● **INSTRUCTIONS FOR THE TASK**
Below are the records. Gather each line that holds "this".

● **PROVIDED INFORMATION**
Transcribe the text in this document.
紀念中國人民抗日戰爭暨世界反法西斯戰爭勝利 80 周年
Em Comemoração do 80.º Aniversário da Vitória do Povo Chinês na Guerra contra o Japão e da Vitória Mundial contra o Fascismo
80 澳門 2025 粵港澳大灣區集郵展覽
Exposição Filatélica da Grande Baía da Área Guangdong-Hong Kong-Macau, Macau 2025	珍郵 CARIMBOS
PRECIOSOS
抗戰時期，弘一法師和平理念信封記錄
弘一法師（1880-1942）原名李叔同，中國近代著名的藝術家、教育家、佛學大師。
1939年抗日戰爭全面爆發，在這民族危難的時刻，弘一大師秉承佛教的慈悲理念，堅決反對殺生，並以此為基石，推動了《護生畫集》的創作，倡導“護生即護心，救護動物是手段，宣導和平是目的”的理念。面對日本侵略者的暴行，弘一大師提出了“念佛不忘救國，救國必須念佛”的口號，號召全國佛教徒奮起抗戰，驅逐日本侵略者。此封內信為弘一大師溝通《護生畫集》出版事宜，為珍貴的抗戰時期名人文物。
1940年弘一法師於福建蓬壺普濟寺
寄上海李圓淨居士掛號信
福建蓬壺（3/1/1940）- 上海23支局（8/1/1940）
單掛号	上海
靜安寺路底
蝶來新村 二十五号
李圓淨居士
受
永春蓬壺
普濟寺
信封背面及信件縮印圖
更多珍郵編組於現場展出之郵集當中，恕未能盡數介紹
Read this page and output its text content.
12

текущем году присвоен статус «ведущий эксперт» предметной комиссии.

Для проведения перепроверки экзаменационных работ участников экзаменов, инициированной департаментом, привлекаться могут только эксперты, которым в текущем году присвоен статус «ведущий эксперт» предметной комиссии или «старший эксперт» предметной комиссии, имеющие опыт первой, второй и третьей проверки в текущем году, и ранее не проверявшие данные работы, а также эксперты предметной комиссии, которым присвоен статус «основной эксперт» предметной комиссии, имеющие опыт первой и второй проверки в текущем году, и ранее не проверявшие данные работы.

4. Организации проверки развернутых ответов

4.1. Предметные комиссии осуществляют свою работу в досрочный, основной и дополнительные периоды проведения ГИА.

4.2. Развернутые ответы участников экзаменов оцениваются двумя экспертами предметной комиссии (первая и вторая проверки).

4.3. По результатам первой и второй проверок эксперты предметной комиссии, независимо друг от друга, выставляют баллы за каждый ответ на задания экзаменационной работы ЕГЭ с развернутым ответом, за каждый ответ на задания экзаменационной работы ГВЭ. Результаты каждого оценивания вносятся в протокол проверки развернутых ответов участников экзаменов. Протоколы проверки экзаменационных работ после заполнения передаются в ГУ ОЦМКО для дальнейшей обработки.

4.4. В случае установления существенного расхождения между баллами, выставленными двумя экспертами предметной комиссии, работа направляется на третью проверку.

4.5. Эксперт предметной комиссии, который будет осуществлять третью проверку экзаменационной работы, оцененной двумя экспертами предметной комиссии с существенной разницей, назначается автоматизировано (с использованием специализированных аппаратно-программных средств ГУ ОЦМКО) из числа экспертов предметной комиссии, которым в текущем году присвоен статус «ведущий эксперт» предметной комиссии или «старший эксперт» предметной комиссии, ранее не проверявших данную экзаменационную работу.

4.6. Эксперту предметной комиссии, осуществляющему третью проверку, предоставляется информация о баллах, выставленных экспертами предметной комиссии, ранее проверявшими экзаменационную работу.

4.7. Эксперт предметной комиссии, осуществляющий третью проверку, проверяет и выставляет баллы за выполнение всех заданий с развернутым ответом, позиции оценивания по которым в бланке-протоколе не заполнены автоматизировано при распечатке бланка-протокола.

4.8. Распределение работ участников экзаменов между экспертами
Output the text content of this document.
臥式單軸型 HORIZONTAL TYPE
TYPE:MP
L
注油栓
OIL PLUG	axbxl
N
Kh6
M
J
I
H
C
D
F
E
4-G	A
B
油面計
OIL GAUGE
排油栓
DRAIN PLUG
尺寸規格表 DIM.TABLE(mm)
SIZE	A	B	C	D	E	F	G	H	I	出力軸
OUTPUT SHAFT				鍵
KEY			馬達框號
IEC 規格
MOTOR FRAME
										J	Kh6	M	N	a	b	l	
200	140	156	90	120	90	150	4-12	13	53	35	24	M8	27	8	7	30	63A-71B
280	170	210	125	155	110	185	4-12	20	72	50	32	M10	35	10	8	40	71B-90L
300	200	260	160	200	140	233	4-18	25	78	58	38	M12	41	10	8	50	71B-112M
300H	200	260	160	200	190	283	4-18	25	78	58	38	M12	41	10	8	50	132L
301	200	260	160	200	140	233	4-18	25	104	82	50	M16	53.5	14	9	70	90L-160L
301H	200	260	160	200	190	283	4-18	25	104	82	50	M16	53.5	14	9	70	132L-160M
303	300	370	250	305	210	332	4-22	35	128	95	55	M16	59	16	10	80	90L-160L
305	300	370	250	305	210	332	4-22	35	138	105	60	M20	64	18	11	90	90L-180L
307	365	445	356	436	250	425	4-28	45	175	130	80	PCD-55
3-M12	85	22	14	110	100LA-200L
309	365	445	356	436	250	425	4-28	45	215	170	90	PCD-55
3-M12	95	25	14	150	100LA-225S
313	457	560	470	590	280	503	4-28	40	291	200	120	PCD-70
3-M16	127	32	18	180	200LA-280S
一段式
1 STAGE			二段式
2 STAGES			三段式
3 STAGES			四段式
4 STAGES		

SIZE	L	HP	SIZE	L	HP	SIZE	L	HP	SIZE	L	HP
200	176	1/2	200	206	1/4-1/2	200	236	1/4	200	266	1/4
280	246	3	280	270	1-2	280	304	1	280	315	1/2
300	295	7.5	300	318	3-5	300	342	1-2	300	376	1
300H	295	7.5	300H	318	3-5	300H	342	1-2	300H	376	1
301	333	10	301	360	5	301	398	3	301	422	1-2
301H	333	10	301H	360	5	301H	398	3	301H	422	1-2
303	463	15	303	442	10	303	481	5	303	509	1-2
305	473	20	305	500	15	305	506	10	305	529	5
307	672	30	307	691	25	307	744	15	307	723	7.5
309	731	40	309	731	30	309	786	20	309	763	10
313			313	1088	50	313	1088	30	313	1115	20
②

● **EXERCISE OUTPUT**
Transcribe the text in this document.
Read this page and output its text content.
Output the text content of this document.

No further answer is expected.